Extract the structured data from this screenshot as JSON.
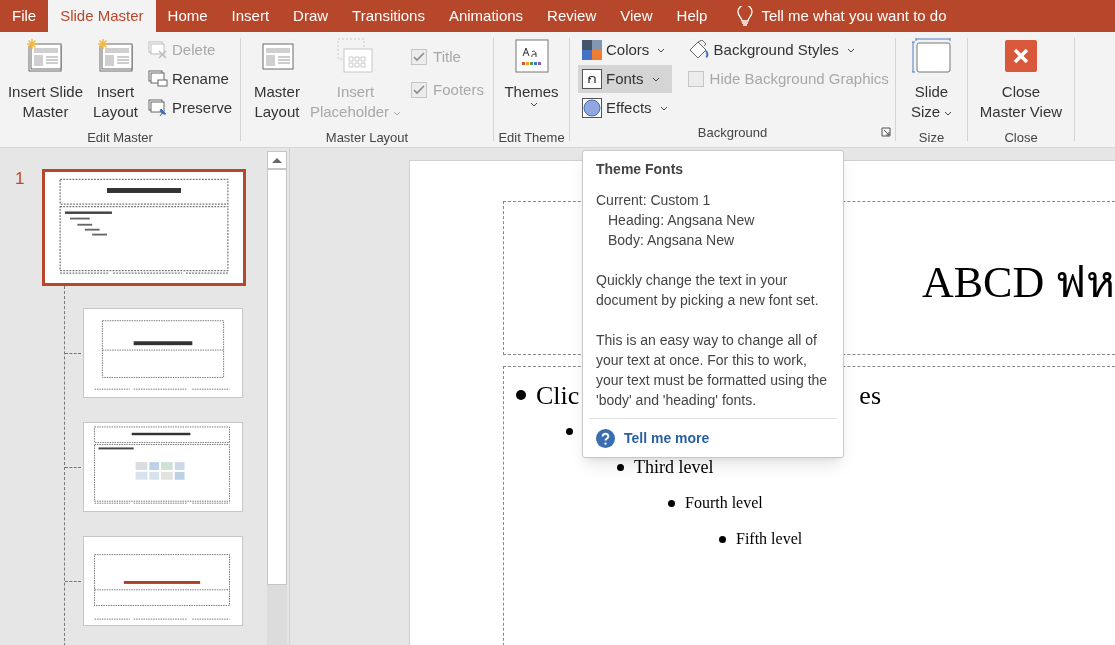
{
  "tabs": [
    {
      "label": "File",
      "selected": false
    },
    {
      "label": "Slide Master",
      "selected": true
    },
    {
      "label": "Home",
      "selected": false
    },
    {
      "label": "Insert",
      "selected": false
    },
    {
      "label": "Draw",
      "selected": false
    },
    {
      "label": "Transitions",
      "selected": false
    },
    {
      "label": "Animations",
      "selected": false
    },
    {
      "label": "Review",
      "selected": false
    },
    {
      "label": "View",
      "selected": false
    },
    {
      "label": "Help",
      "selected": false
    }
  ],
  "tell_me": {
    "placeholder": "Tell me what you want to do"
  },
  "ribbon_groups": [
    {
      "label": "Edit Master",
      "items": [
        {
          "kind": "large",
          "lines": [
            "Insert Slide",
            "Master"
          ],
          "disabled": false,
          "dropdown": false
        },
        {
          "kind": "large",
          "lines": [
            "Insert",
            "Layout"
          ],
          "disabled": false,
          "dropdown": false
        },
        {
          "kind": "stack",
          "items": [
            {
              "kind": "button",
              "label": "Delete",
              "disabled": true,
              "dropdown": false
            },
            {
              "kind": "button",
              "label": "Rename",
              "disabled": false,
              "dropdown": false
            },
            {
              "kind": "button",
              "label": "Preserve",
              "disabled": false,
              "dropdown": false
            }
          ]
        }
      ]
    },
    {
      "label": "Master Layout",
      "items": [
        {
          "kind": "large",
          "lines": [
            "Master",
            "Layout"
          ],
          "disabled": false,
          "dropdown": false
        },
        {
          "kind": "large",
          "lines": [
            "Insert",
            "Placeholder"
          ],
          "disabled": true,
          "dropdown": true
        },
        {
          "kind": "checks",
          "items": [
            {
              "label": "Title",
              "checked": true,
              "disabled": true
            },
            {
              "label": "Footers",
              "checked": true,
              "disabled": true
            }
          ]
        }
      ]
    },
    {
      "label": "Edit Theme",
      "items": [
        {
          "kind": "large",
          "lines": [
            "Themes"
          ],
          "disabled": false,
          "dropdown": true
        }
      ]
    },
    {
      "label": "Background",
      "launcher": true,
      "items": [
        {
          "kind": "stack",
          "items": [
            {
              "kind": "button",
              "label": "Colors",
              "disabled": false,
              "dropdown": true,
              "selected": false
            },
            {
              "kind": "button",
              "label": "Fonts",
              "disabled": false,
              "dropdown": true,
              "selected": true
            },
            {
              "kind": "button",
              "label": "Effects",
              "disabled": false,
              "dropdown": true,
              "selected": false
            }
          ]
        },
        {
          "kind": "stack",
          "items": [
            {
              "kind": "button",
              "label": "Background Styles",
              "disabled": false,
              "dropdown": true,
              "selected": false
            },
            {
              "kind": "check",
              "label": "Hide Background Graphics",
              "checked": false,
              "disabled": true
            }
          ]
        }
      ]
    },
    {
      "label": "Size",
      "items": [
        {
          "kind": "large",
          "lines": [
            "Slide",
            "Size"
          ],
          "disabled": false,
          "dropdown": true
        }
      ]
    },
    {
      "label": "Close",
      "items": [
        {
          "kind": "large",
          "lines": [
            "Close",
            "Master View"
          ],
          "disabled": false,
          "dropdown": false
        }
      ]
    }
  ],
  "thumbnails": [
    {
      "number": "1",
      "selected": true,
      "children": [
        {
          "selected": false
        },
        {
          "selected": false
        },
        {
          "selected": false
        }
      ]
    }
  ],
  "slide": {
    "title": "ABCD ฟห",
    "body": [
      {
        "left": "Clic",
        "right": "es",
        "children": [
          {
            "children": [
              {
                "text": "Third level",
                "children": [
                  {
                    "text": "Fourth level",
                    "children": [
                      {
                        "text": "Fifth level"
                      }
                    ]
                  }
                ]
              }
            ]
          }
        ]
      }
    ]
  },
  "tooltip": {
    "title": "Theme Fonts",
    "lines": [
      "Current: Custom 1",
      "Heading: Angsana New",
      "Body: Angsana New"
    ],
    "paragraphs": [
      "Quickly change the text in your document by picking a new font set.",
      "This is an easy way to change all of your text at once. For this to work, your text must be formatted using the 'body' and 'heading' fonts."
    ],
    "link": "Tell me more"
  }
}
◆ ◆ ◆ ◆
• GOAL: Return the listing above in full and without alteration, excluding its pictures.

• OUTPUT FOR THIS TASK:
Extract the structured data from this screenshot as JSON.
{
  "tabs": [
    {
      "label": "File",
      "selected": false
    },
    {
      "label": "Slide Master",
      "selected": true
    },
    {
      "label": "Home",
      "selected": false
    },
    {
      "label": "Insert",
      "selected": false
    },
    {
      "label": "Draw",
      "selected": false
    },
    {
      "label": "Transitions",
      "selected": false
    },
    {
      "label": "Animations",
      "selected": false
    },
    {
      "label": "Review",
      "selected": false
    },
    {
      "label": "View",
      "selected": false
    },
    {
      "label": "Help",
      "selected": false
    }
  ],
  "tell_me": {
    "placeholder": "Tell me what you want to do"
  },
  "ribbon_groups": [
    {
      "label": "Edit Master",
      "items": [
        {
          "kind": "large",
          "lines": [
            "Insert Slide",
            "Master"
          ],
          "disabled": false,
          "dropdown": false
        },
        {
          "kind": "large",
          "lines": [
            "Insert",
            "Layout"
          ],
          "disabled": false,
          "dropdown": false
        },
        {
          "kind": "stack",
          "items": [
            {
              "kind": "button",
              "label": "Delete",
              "disabled": true,
              "dropdown": false
            },
            {
              "kind": "button",
              "label": "Rename",
              "disabled": false,
              "dropdown": false
            },
            {
              "kind": "button",
              "label": "Preserve",
              "disabled": false,
              "dropdown": false
            }
          ]
        }
      ]
    },
    {
      "label": "Master Layout",
      "items": [
        {
          "kind": "large",
          "lines": [
            "Master",
            "Layout"
          ],
          "disabled": false,
          "dropdown": false
        },
        {
          "kind": "large",
          "lines": [
            "Insert",
            "Placeholder"
          ],
          "disabled": true,
          "dropdown": true
        },
        {
          "kind": "checks",
          "items": [
            {
              "label": "Title",
              "checked": true,
              "disabled": true
            },
            {
              "label": "Footers",
              "checked": true,
              "disabled": true
            }
          ]
        }
      ]
    },
    {
      "label": "Edit Theme",
      "items": [
        {
          "kind": "large",
          "lines": [
            "Themes"
          ],
          "disabled": false,
          "dropdown": true
        }
      ]
    },
    {
      "label": "Background",
      "launcher": true,
      "items": [
        {
          "kind": "stack",
          "items": [
            {
              "kind": "button",
              "label": "Colors",
              "disabled": false,
              "dropdown": true,
              "selected": false
            },
            {
              "kind": "button",
              "label": "Fonts",
              "disabled": false,
              "dropdown": true,
              "selected": true
            },
            {
              "kind": "button",
              "label": "Effects",
              "disabled": false,
              "dropdown": true,
              "selected": false
            }
          ]
        },
        {
          "kind": "stack",
          "items": [
            {
              "kind": "button",
              "label": "Background Styles",
              "disabled": false,
              "dropdown": true,
              "selected": false
            },
            {
              "kind": "check",
              "label": "Hide Background Graphics",
              "checked": false,
              "disabled": true
            }
          ]
        }
      ]
    },
    {
      "label": "Size",
      "items": [
        {
          "kind": "large",
          "lines": [
            "Slide",
            "Size"
          ],
          "disabled": false,
          "dropdown": true
        }
      ]
    },
    {
      "label": "Close",
      "items": [
        {
          "kind": "large",
          "lines": [
            "Close",
            "Master View"
          ],
          "disabled": false,
          "dropdown": false
        }
      ]
    }
  ],
  "thumbnails": [
    {
      "number": "1",
      "selected": true,
      "children": [
        {
          "selected": false
        },
        {
          "selected": false
        },
        {
          "selected": false
        }
      ]
    }
  ],
  "slide": {
    "title": "ABCD ฟห",
    "body": [
      {
        "left": "Clic",
        "right": "es",
        "children": [
          {
            "children": [
              {
                "text": "Third level",
                "children": [
                  {
                    "text": "Fourth level",
                    "children": [
                      {
                        "text": "Fifth level"
                      }
                    ]
                  }
                ]
              }
            ]
          }
        ]
      }
    ]
  },
  "tooltip": {
    "title": "Theme Fonts",
    "lines": [
      "Current: Custom 1",
      "Heading: Angsana New",
      "Body: Angsana New"
    ],
    "paragraphs": [
      "Quickly change the text in your document by picking a new font set.",
      "This is an easy way to change all of your text at once. For this to work, your text must be formatted using the 'body' and 'heading' fonts."
    ],
    "link": "Tell me more"
  }
}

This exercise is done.